> What you should do
Print the records verbatim, from the first line through the line that contains "checkbox-item-subcat[interactable]: Bookcases <box>675".

-- Begin Data for this task --

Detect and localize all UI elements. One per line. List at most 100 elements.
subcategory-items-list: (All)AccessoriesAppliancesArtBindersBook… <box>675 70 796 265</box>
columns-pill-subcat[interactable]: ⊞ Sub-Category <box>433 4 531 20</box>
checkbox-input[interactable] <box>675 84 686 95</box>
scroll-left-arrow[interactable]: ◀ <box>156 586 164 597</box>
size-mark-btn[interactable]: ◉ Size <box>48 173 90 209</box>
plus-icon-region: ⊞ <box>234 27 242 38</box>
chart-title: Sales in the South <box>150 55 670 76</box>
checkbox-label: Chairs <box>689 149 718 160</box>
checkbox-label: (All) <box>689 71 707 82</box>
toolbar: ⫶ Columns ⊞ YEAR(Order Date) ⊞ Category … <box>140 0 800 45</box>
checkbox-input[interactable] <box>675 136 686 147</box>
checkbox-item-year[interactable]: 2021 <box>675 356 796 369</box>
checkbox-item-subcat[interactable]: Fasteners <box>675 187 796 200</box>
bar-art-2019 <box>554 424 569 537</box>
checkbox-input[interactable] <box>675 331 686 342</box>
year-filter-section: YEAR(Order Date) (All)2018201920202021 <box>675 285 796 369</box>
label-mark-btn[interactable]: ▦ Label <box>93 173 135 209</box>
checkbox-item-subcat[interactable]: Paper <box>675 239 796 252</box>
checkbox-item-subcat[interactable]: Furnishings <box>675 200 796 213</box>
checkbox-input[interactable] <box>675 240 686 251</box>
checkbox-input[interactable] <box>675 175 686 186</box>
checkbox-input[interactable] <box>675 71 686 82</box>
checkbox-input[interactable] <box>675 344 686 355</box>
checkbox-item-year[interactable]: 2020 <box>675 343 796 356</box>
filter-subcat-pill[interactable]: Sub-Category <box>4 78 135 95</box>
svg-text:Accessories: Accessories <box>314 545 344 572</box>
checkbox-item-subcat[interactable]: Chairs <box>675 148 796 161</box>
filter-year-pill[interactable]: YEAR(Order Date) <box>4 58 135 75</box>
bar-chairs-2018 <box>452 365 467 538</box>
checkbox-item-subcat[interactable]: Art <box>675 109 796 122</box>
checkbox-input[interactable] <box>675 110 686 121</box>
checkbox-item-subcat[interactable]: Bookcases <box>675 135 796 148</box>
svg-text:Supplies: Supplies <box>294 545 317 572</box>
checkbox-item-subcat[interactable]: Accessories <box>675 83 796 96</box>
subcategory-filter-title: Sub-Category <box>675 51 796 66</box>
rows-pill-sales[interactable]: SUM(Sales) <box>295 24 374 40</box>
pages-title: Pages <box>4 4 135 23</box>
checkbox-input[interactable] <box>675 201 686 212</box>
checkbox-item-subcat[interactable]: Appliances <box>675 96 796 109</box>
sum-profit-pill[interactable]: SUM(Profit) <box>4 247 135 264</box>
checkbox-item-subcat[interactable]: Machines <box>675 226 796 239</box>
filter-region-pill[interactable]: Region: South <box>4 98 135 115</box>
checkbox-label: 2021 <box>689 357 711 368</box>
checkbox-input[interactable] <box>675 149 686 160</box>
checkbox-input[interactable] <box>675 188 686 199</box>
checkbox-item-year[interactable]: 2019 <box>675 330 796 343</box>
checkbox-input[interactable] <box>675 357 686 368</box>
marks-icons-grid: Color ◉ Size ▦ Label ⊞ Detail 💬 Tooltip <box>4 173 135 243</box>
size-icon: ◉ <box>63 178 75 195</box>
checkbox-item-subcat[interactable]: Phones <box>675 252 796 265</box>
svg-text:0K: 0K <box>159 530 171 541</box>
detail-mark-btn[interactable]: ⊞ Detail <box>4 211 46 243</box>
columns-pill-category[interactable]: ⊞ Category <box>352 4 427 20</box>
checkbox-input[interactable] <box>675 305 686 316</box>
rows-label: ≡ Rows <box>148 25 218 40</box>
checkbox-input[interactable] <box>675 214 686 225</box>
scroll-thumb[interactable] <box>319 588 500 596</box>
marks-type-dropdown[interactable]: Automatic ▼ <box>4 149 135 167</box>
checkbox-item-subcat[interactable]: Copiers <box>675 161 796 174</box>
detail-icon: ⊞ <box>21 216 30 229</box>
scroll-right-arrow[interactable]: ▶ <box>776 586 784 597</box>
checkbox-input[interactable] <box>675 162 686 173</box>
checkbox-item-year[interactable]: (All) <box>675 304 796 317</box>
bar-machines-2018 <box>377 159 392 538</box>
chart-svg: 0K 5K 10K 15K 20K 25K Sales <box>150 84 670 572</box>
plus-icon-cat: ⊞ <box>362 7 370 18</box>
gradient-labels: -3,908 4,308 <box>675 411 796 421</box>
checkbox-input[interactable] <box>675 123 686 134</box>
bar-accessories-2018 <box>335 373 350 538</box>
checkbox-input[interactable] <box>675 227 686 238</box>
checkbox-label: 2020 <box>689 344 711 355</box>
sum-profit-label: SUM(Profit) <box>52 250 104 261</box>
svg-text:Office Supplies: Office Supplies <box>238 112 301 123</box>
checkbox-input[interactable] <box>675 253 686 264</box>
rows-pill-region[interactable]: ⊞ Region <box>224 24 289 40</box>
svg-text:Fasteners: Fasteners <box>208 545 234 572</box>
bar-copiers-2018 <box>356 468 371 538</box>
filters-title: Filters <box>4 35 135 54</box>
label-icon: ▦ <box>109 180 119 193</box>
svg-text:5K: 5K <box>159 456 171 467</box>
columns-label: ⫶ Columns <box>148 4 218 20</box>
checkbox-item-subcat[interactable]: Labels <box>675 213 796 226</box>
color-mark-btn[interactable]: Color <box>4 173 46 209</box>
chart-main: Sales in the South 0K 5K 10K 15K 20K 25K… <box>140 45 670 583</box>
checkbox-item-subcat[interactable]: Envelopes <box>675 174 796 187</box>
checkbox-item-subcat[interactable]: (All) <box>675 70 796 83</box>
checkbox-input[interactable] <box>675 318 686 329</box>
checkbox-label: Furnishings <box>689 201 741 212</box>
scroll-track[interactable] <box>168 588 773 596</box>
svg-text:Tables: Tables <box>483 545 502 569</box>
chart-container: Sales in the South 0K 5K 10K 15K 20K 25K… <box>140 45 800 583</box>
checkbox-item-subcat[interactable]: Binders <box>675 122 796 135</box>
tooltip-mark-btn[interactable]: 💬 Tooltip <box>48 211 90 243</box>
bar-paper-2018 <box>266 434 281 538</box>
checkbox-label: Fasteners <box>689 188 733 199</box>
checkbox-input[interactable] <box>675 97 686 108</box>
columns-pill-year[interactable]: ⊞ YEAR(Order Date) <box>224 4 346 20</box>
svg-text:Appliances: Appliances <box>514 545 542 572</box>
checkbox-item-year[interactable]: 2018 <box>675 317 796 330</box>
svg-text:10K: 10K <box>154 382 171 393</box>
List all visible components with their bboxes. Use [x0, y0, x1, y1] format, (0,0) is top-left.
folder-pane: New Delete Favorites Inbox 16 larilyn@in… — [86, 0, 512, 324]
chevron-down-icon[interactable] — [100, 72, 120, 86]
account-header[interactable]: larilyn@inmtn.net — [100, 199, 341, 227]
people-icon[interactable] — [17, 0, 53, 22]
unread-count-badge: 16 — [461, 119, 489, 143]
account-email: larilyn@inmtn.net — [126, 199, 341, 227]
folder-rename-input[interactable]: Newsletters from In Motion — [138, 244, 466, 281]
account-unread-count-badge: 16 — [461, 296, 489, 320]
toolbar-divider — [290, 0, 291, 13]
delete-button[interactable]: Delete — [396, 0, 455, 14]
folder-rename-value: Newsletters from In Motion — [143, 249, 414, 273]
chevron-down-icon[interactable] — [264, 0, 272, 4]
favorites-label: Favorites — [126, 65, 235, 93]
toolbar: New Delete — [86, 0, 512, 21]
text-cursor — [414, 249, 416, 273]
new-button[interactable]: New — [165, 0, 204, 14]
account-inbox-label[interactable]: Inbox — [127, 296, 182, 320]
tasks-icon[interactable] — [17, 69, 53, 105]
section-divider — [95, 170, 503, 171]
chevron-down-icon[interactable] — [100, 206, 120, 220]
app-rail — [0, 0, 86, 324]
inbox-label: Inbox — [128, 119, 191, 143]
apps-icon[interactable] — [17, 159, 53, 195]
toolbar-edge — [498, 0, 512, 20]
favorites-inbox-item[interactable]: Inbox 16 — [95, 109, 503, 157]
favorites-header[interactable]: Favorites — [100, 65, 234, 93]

-- End Data for this task --

> Right answer
Detect and localize all UI elements. One per line. List at most 100 elements.
subcategory-items-list: (All)AccessoriesAppliancesArtBindersBook… <box>675 70 796 265</box>
columns-pill-subcat[interactable]: ⊞ Sub-Category <box>433 4 531 20</box>
checkbox-input[interactable] <box>675 84 686 95</box>
scroll-left-arrow[interactable]: ◀ <box>156 586 164 597</box>
size-mark-btn[interactable]: ◉ Size <box>48 173 90 209</box>
plus-icon-region: ⊞ <box>234 27 242 38</box>
chart-title: Sales in the South <box>150 55 670 76</box>
checkbox-label: Chairs <box>689 149 718 160</box>
checkbox-label: (All) <box>689 71 707 82</box>
toolbar: ⫶ Columns ⊞ YEAR(Order Date) ⊞ Category … <box>140 0 800 45</box>
checkbox-input[interactable] <box>675 136 686 147</box>
checkbox-item-year[interactable]: 2021 <box>675 356 796 369</box>
checkbox-item-subcat[interactable]: Fasteners <box>675 187 796 200</box>
bar-art-2019 <box>554 424 569 537</box>
checkbox-input[interactable] <box>675 331 686 342</box>
year-filter-section: YEAR(Order Date) (All)2018201920202021 <box>675 285 796 369</box>
label-mark-btn[interactable]: ▦ Label <box>93 173 135 209</box>
checkbox-item-subcat[interactable]: Paper <box>675 239 796 252</box>
checkbox-item-subcat[interactable]: Furnishings <box>675 200 796 213</box>
checkbox-input[interactable] <box>675 240 686 251</box>
checkbox-input[interactable] <box>675 175 686 186</box>
checkbox-input[interactable] <box>675 71 686 82</box>
checkbox-input[interactable] <box>675 344 686 355</box>
checkbox-item-year[interactable]: 2020 <box>675 343 796 356</box>
filter-subcat-pill[interactable]: Sub-Category <box>4 78 135 95</box>
svg-text:Accessories: Accessories <box>314 545 344 572</box>
checkbox-item-subcat[interactable]: Chairs <box>675 148 796 161</box>
filter-year-pill[interactable]: YEAR(Order Date) <box>4 58 135 75</box>
bar-chairs-2018 <box>452 365 467 538</box>
checkbox-item-subcat[interactable]: Art <box>675 109 796 122</box>
checkbox-input[interactable] <box>675 110 686 121</box>
checkbox-item-subcat[interactable]: Bookcases <box>675 135 796 148</box>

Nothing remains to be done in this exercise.